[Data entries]
* * * * * * * * *

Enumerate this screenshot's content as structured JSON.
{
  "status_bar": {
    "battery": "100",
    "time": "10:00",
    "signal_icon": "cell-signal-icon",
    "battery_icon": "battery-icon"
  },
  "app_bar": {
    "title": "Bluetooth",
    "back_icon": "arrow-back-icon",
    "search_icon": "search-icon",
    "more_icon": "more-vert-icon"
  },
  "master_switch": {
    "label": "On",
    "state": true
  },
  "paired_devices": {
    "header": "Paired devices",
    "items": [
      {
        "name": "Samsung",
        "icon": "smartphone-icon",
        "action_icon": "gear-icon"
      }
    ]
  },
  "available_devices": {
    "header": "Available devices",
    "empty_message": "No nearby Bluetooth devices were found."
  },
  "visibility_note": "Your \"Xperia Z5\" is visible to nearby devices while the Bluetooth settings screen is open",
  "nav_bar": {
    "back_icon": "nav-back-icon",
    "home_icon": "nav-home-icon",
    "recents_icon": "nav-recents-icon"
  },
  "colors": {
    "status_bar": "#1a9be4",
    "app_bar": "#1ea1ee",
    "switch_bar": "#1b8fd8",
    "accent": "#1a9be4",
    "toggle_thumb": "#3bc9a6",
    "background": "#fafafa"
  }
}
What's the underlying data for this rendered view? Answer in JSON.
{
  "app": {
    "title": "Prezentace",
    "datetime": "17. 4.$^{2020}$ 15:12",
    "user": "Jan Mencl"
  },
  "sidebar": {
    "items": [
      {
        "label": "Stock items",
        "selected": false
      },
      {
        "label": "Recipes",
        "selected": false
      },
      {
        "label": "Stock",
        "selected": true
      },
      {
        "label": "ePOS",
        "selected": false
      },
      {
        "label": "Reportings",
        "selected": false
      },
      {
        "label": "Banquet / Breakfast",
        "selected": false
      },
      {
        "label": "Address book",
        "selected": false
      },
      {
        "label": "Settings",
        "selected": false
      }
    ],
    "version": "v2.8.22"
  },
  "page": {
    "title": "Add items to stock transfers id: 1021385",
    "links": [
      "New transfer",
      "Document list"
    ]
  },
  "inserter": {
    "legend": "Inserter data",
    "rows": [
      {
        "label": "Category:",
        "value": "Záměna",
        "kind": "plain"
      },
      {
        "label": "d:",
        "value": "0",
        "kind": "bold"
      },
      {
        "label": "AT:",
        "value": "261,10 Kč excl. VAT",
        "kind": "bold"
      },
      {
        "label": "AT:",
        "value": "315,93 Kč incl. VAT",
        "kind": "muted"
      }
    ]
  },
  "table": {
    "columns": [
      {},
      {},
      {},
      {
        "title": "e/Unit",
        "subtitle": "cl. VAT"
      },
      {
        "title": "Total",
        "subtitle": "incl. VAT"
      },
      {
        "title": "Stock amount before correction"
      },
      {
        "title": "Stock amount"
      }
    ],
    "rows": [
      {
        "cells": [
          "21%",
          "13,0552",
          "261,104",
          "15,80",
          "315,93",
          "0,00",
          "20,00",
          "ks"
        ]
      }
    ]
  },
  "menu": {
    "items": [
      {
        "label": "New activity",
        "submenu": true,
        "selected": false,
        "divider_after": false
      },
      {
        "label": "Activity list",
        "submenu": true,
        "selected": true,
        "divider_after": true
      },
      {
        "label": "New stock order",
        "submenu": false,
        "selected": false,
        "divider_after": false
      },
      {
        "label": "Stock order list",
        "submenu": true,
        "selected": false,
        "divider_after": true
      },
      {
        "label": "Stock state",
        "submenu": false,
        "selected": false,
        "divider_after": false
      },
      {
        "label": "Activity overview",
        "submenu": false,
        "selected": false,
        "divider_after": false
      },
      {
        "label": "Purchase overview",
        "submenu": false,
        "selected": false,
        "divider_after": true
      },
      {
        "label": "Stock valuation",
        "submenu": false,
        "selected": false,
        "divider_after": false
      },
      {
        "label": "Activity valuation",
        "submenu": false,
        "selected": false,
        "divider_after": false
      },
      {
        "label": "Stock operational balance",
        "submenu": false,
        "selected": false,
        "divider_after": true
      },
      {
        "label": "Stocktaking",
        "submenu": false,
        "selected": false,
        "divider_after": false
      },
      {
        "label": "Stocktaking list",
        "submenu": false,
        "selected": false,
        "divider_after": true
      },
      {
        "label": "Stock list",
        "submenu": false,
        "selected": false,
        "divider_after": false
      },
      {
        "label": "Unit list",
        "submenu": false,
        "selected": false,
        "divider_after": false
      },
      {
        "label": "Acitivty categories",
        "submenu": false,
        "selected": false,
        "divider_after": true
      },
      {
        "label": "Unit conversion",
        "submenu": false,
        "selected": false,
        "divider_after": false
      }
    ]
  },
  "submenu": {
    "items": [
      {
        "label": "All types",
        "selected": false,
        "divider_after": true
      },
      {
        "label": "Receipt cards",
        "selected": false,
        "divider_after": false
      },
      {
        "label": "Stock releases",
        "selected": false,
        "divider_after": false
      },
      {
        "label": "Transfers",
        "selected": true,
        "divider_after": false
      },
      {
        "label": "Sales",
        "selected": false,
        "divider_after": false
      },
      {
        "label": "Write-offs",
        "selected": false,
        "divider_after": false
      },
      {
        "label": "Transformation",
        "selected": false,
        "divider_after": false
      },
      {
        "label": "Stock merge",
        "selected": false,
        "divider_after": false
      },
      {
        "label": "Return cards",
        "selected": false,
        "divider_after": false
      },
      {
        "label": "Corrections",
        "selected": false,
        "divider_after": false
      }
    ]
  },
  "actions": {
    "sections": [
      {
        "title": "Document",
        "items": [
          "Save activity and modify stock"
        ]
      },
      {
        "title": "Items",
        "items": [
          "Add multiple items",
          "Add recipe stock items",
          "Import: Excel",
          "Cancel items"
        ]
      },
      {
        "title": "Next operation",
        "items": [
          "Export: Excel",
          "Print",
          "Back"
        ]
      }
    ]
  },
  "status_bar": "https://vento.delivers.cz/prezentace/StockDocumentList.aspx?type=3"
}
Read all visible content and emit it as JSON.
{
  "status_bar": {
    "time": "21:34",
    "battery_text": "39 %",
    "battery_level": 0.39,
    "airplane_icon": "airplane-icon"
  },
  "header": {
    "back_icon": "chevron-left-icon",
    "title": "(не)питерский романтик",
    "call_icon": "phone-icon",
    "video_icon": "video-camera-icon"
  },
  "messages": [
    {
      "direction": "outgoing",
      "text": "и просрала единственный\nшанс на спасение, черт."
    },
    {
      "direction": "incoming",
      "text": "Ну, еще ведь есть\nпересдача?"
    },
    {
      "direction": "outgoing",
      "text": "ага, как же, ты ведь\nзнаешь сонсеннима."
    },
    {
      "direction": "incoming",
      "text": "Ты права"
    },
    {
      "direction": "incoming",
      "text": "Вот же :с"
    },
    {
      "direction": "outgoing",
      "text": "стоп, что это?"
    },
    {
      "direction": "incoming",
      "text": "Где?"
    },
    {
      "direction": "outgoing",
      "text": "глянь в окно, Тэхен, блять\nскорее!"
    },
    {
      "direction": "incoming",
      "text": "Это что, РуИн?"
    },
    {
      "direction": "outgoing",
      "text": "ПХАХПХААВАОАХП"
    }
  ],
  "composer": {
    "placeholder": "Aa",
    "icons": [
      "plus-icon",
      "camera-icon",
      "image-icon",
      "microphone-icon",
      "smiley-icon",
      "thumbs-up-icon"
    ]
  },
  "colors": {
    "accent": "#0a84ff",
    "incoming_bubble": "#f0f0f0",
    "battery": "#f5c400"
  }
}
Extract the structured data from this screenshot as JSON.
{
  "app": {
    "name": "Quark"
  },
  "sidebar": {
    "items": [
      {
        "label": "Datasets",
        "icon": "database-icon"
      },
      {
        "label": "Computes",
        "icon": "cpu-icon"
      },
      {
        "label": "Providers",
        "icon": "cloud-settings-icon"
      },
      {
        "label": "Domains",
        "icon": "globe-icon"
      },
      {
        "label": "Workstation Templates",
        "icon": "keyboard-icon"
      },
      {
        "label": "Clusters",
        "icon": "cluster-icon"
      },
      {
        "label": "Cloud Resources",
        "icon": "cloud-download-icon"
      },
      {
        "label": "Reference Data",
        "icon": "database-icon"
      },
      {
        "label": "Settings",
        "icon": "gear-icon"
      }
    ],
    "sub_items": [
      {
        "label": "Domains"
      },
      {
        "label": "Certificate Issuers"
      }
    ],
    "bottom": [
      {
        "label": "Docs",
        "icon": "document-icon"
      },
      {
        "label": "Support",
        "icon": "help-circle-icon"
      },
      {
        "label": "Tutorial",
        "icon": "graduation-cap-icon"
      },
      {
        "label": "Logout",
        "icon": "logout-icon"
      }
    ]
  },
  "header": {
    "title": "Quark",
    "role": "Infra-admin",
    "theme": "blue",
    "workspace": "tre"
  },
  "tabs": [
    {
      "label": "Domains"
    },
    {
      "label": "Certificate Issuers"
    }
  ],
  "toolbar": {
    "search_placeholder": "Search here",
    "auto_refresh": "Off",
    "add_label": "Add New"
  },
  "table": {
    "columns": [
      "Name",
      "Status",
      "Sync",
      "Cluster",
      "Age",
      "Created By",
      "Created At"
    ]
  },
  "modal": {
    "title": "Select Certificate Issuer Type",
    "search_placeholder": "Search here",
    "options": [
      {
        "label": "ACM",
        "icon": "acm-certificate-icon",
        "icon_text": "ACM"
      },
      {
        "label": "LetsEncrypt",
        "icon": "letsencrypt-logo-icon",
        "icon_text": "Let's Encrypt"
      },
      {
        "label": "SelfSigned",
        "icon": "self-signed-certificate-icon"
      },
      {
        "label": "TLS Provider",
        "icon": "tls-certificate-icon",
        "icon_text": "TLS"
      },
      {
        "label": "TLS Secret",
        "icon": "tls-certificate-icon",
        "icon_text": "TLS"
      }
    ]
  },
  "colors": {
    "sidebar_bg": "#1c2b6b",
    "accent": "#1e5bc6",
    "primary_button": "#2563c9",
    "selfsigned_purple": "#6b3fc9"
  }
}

* * * * * * * * *

Stated problem
Scan the lines above for "kind", then copy every one that has it.

Response to the exercise
        "kind": "plain"
        "kind": "bold"
        "kind": "bold"
        "kind": "muted"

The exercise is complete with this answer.